▸ Task description
Transcribe the records exactly. Pictures do not belong in the transcription.

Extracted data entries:

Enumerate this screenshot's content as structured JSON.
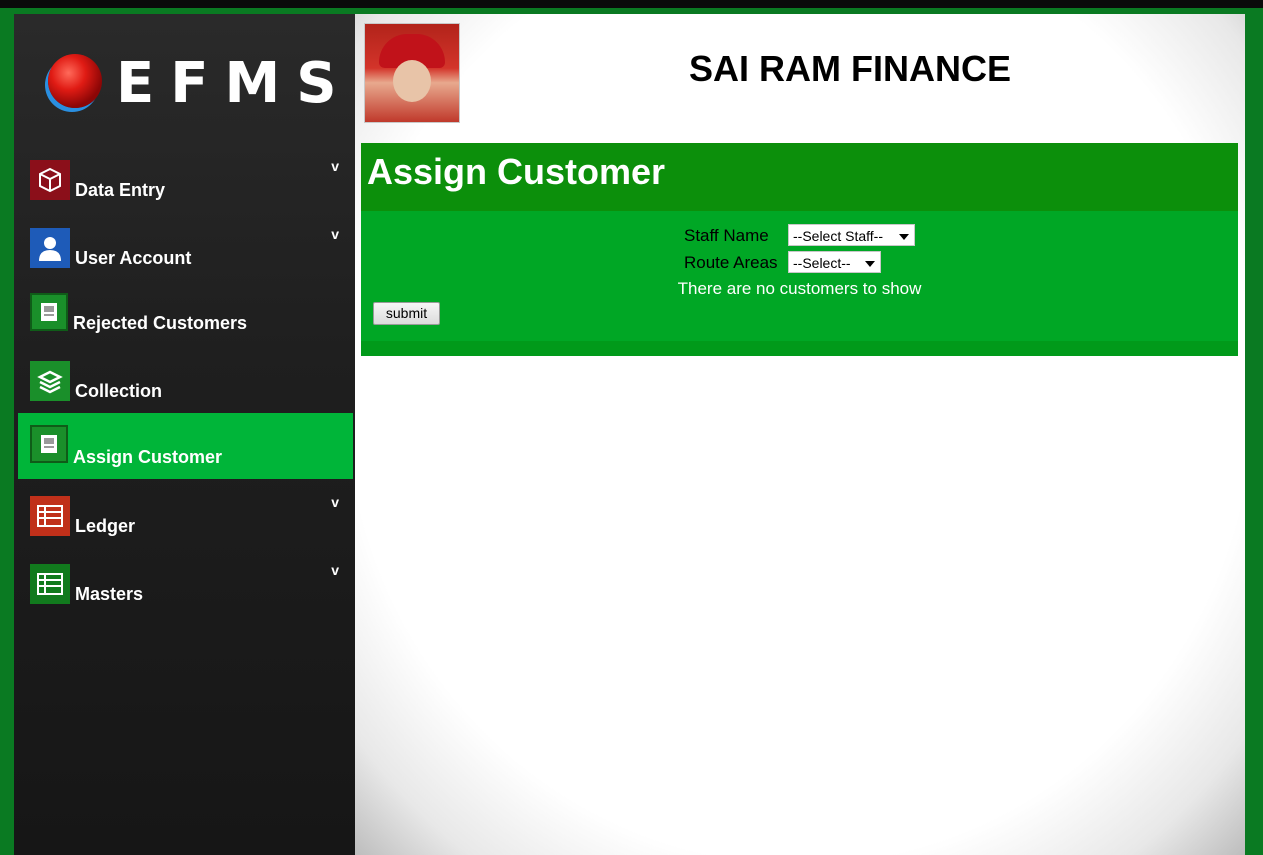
{
  "app": {
    "logo_text": "EFMS",
    "title": "SAI RAM FINANCE"
  },
  "sidebar": {
    "items": [
      {
        "label": "Data Entry",
        "icon": "box-icon",
        "has_submenu": true,
        "chevron": "v",
        "color": "#8b0f1a"
      },
      {
        "label": "User Account",
        "icon": "user-icon",
        "has_submenu": true,
        "chevron": "v",
        "color": "#1e5bb8"
      },
      {
        "label": "Rejected Customers",
        "icon": "document-icon",
        "has_submenu": false,
        "color": "#1a8f2a"
      },
      {
        "label": "Collection",
        "icon": "stack-icon",
        "has_submenu": false,
        "color": "#1a8f2a"
      },
      {
        "label": "Assign Customer",
        "icon": "document-icon",
        "has_submenu": false,
        "active": true,
        "color": "#1a8f2a"
      },
      {
        "label": "Ledger",
        "icon": "ledger-icon",
        "has_submenu": true,
        "chevron": "v",
        "color": "#c0301a"
      },
      {
        "label": "Masters",
        "icon": "table-icon",
        "has_submenu": true,
        "chevron": "v",
        "color": "#117a1d"
      }
    ]
  },
  "panel": {
    "title": "Assign Customer",
    "staff_label": "Staff Name",
    "staff_value": "--Select Staff--",
    "route_label": "Route Areas",
    "route_value": "--Select--",
    "message": "There are no customers to show",
    "submit_label": "submit"
  },
  "colors": {
    "active_menu": "#00b539",
    "panel_header": "#0c8f0b",
    "panel_body": "#00a725",
    "frame": "#0a7a22"
  }
}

▸ Answer for the task
Enumerate this screenshot's content as structured JSON.
{
  "app": {
    "logo_text": "EFMS",
    "title": "SAI RAM FINANCE"
  },
  "sidebar": {
    "items": [
      {
        "label": "Data Entry",
        "icon": "box-icon",
        "has_submenu": true,
        "chevron": "v",
        "color": "#8b0f1a"
      },
      {
        "label": "User Account",
        "icon": "user-icon",
        "has_submenu": true,
        "chevron": "v",
        "color": "#1e5bb8"
      },
      {
        "label": "Rejected Customers",
        "icon": "document-icon",
        "has_submenu": false,
        "color": "#1a8f2a"
      },
      {
        "label": "Collection",
        "icon": "stack-icon",
        "has_submenu": false,
        "color": "#1a8f2a"
      },
      {
        "label": "Assign Customer",
        "icon": "document-icon",
        "has_submenu": false,
        "active": true,
        "color": "#1a8f2a"
      },
      {
        "label": "Ledger",
        "icon": "ledger-icon",
        "has_submenu": true,
        "chevron": "v",
        "color": "#c0301a"
      },
      {
        "label": "Masters",
        "icon": "table-icon",
        "has_submenu": true,
        "chevron": "v",
        "color": "#117a1d"
      }
    ]
  },
  "panel": {
    "title": "Assign Customer",
    "staff_label": "Staff Name",
    "staff_value": "--Select Staff--",
    "route_label": "Route Areas",
    "route_value": "--Select--",
    "message": "There are no customers to show",
    "submit_label": "submit"
  },
  "colors": {
    "active_menu": "#00b539",
    "panel_header": "#0c8f0b",
    "panel_body": "#00a725",
    "frame": "#0a7a22"
  }
}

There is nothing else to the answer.